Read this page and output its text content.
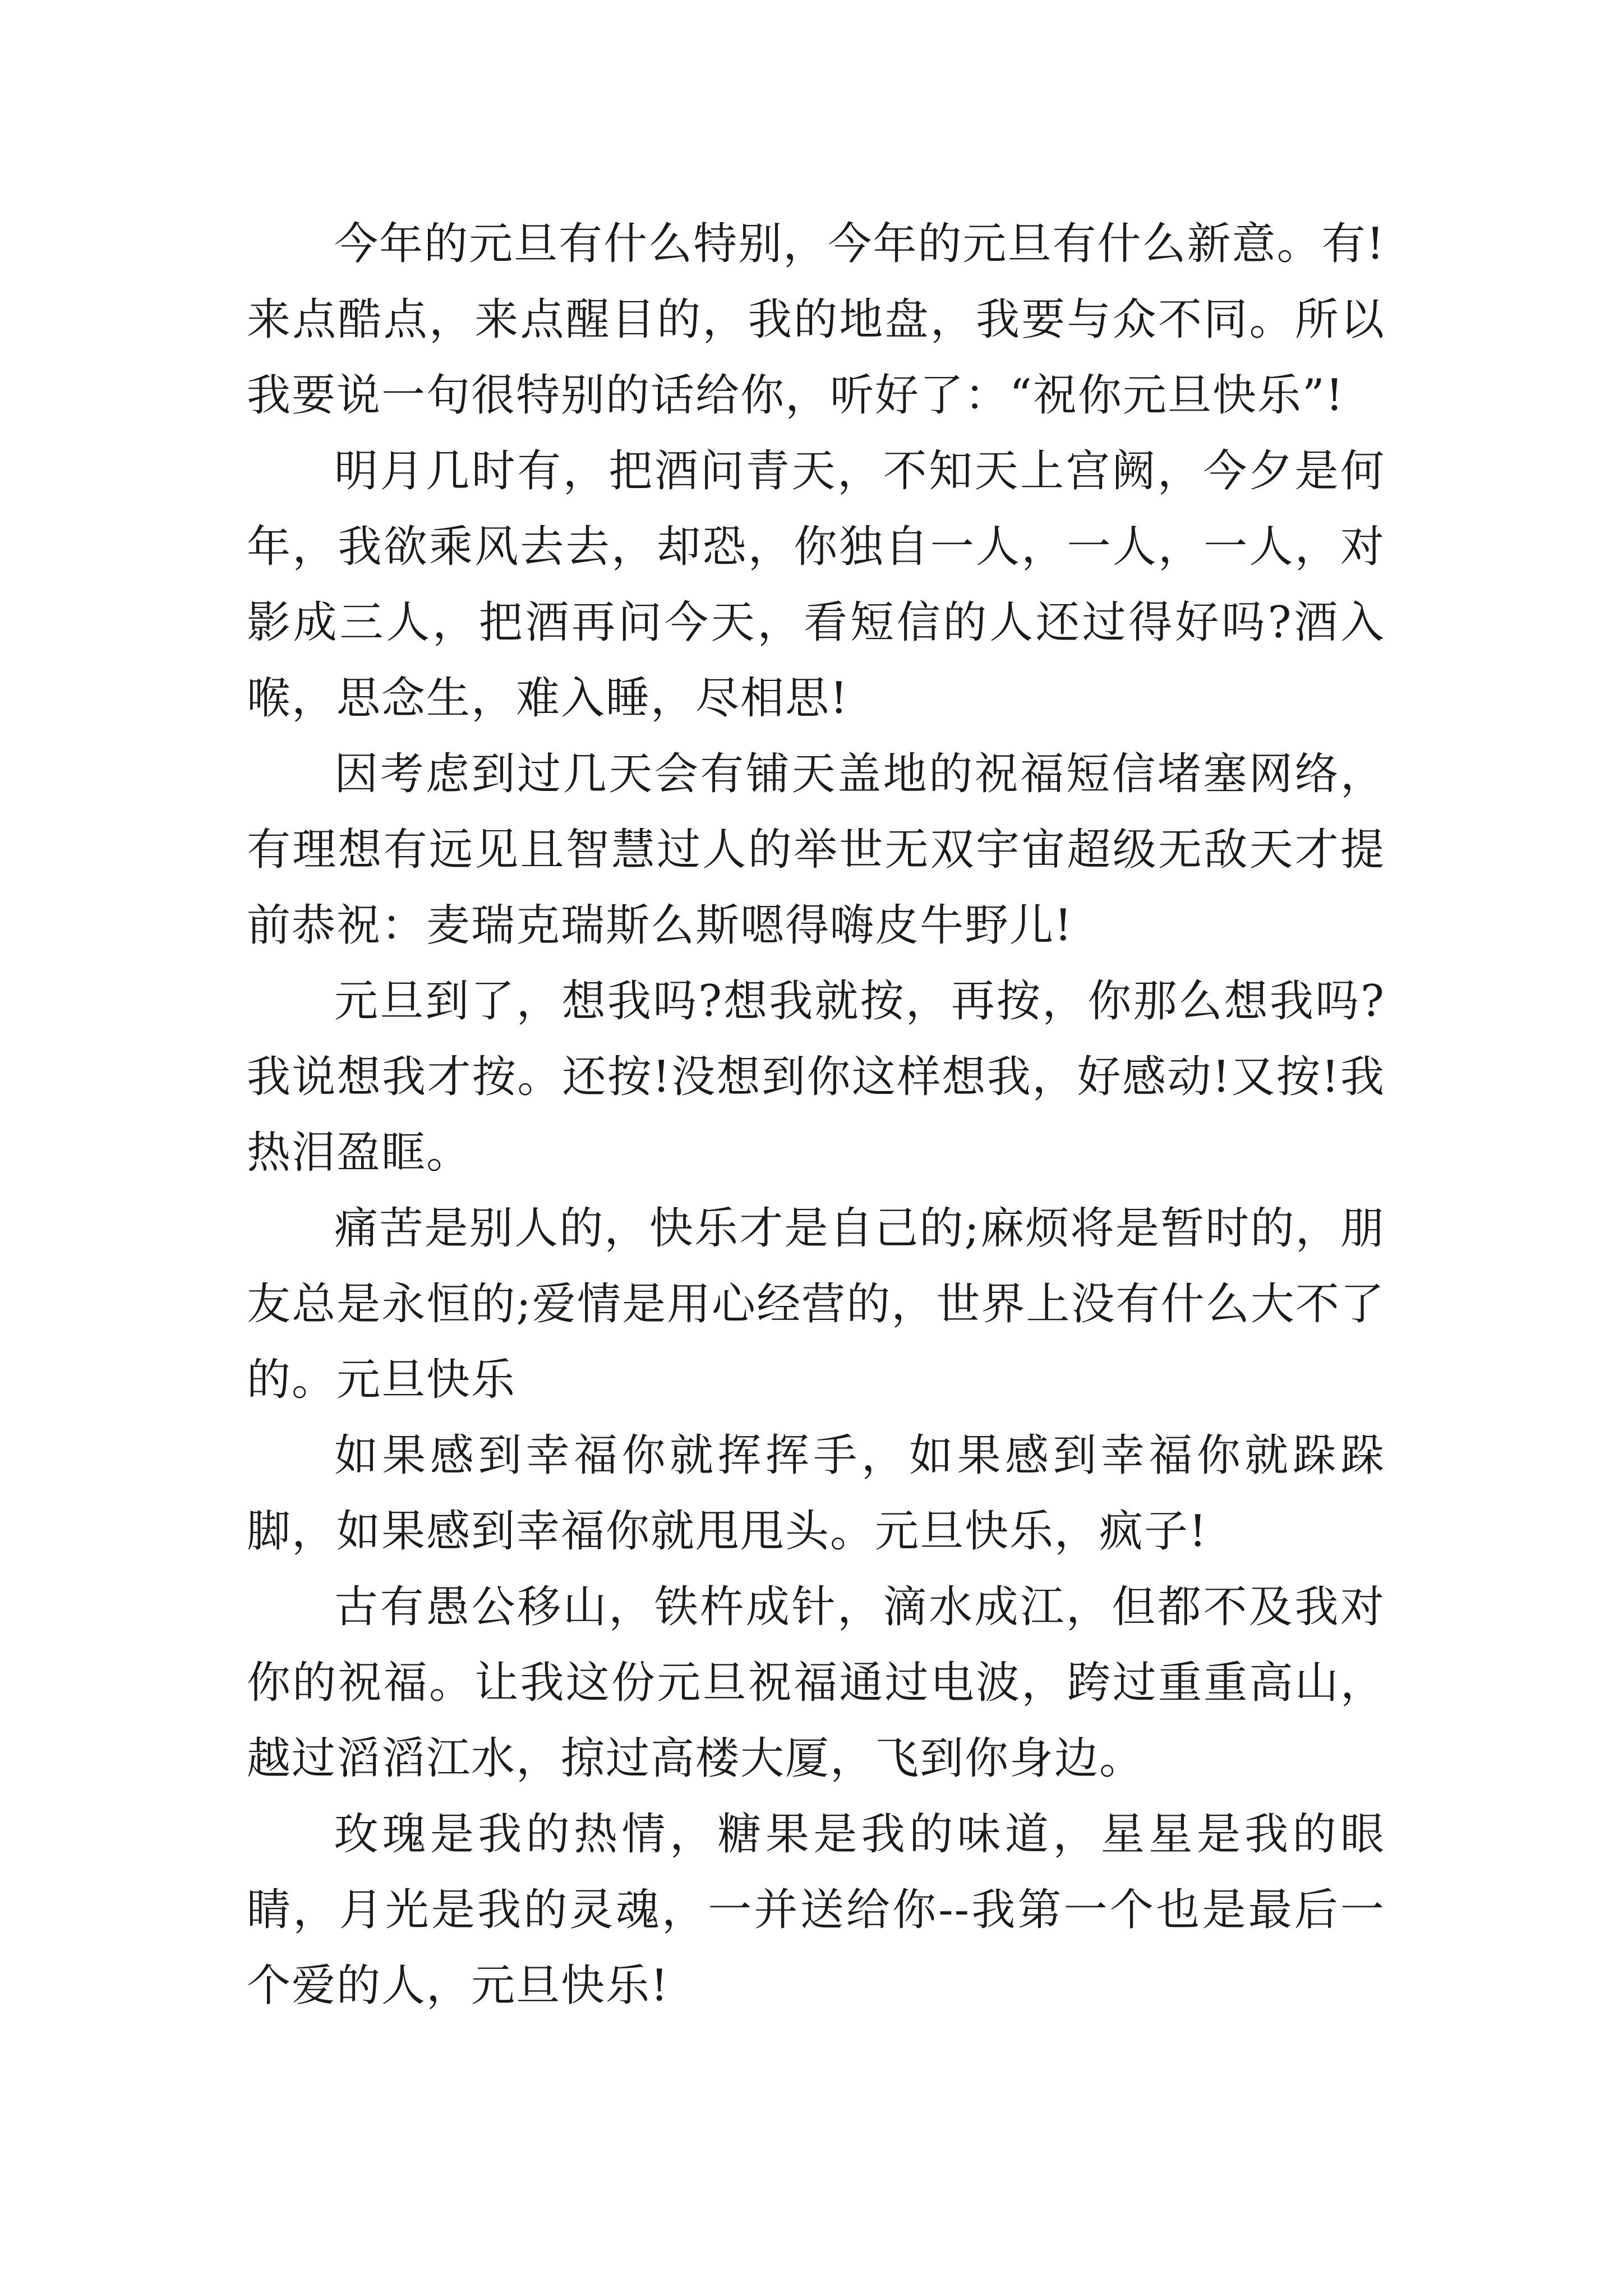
今年的元旦有什么特别，今年的元旦有什么新意。有!来点酷点，来点醒目的，我的地盘，我要与众不同。所以我要说一句很特别的话给你，听好了：“祝你元旦快乐”!

明月几时有，把酒问青天，不知天上宫阙，今夕是何年，我欲乘风去去，却恐，你独自一人，一人，一人，对影成三人，把酒再问今天，看短信的人还过得好吗?酒入喉，思念生，难入睡，尽相思!

因考虑到过几天会有铺天盖地的祝福短信堵塞网络，有理想有远见且智慧过人的举世无双宇宙超级无敌天才提前恭祝：麦瑞克瑞斯么斯嗯得嗨皮牛野儿!

元旦到了，想我吗?想我就按，再按，你那么想我吗?我说想我才按。还按!没想到你这样想我，好感动!又按!我热泪盈眶。

痛苦是别人的，快乐才是自己的;麻烦将是暂时的，朋友总是永恒的;爱情是用心经营的，世界上没有什么大不了的。元旦快乐

如果感到幸福你就挥挥手，如果感到幸福你就跺跺脚，如果感到幸福你就甩甩头。元旦快乐，疯子!

古有愚公移山，铁杵成针，滴水成江，但都不及我对你的祝福。让我这份元旦祝福通过电波，跨过重重高山，越过滔滔江水，掠过高楼大厦，飞到你身边。

玫瑰是我的热情，糖果是我的味道，星星是我的眼睛，月光是我的灵魂，一并送给你--我第一个也是最后一个爱的人，元旦快乐!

☆ ☆ ☆ ☆

**WHAT IS NEEDED:**
Word for word, quote the full listing, omitting every picture.

**RESULT OF THIS TASK:**
Read this page and output its text content.
今年的元旦有什么特别，今年的元旦有什么新意。有!来点酷点，来点醒目的，我的地盘，我要与众不同。所以我要说一句很特别的话给你，听好了：“祝你元旦快乐”!

明月几时有，把酒问青天，不知天上宫阙，今夕是何年，我欲乘风去去，却恐，你独自一人，一人，一人，对影成三人，把酒再问今天，看短信的人还过得好吗?酒入喉，思念生，难入睡，尽相思!

因考虑到过几天会有铺天盖地的祝福短信堵塞网络，有理想有远见且智慧过人的举世无双宇宙超级无敌天才提前恭祝：麦瑞克瑞斯么斯嗯得嗨皮牛野儿!

元旦到了，想我吗?想我就按，再按，你那么想我吗?我说想我才按。还按!没想到你这样想我，好感动!又按!我热泪盈眶。

痛苦是别人的，快乐才是自己的;麻烦将是暂时的，朋友总是永恒的;爱情是用心经营的，世界上没有什么大不了的。元旦快乐

如果感到幸福你就挥挥手，如果感到幸福你就跺跺脚，如果感到幸福你就甩甩头。元旦快乐，疯子!

古有愚公移山，铁杵成针，滴水成江，但都不及我对你的祝福。让我这份元旦祝福通过电波，跨过重重高山，越过滔滔江水，掠过高楼大厦，飞到你身边。

玫瑰是我的热情，糖果是我的味道，星星是我的眼睛，月光是我的灵魂，一并送给你--我第一个也是最后一个爱的人，元旦快乐!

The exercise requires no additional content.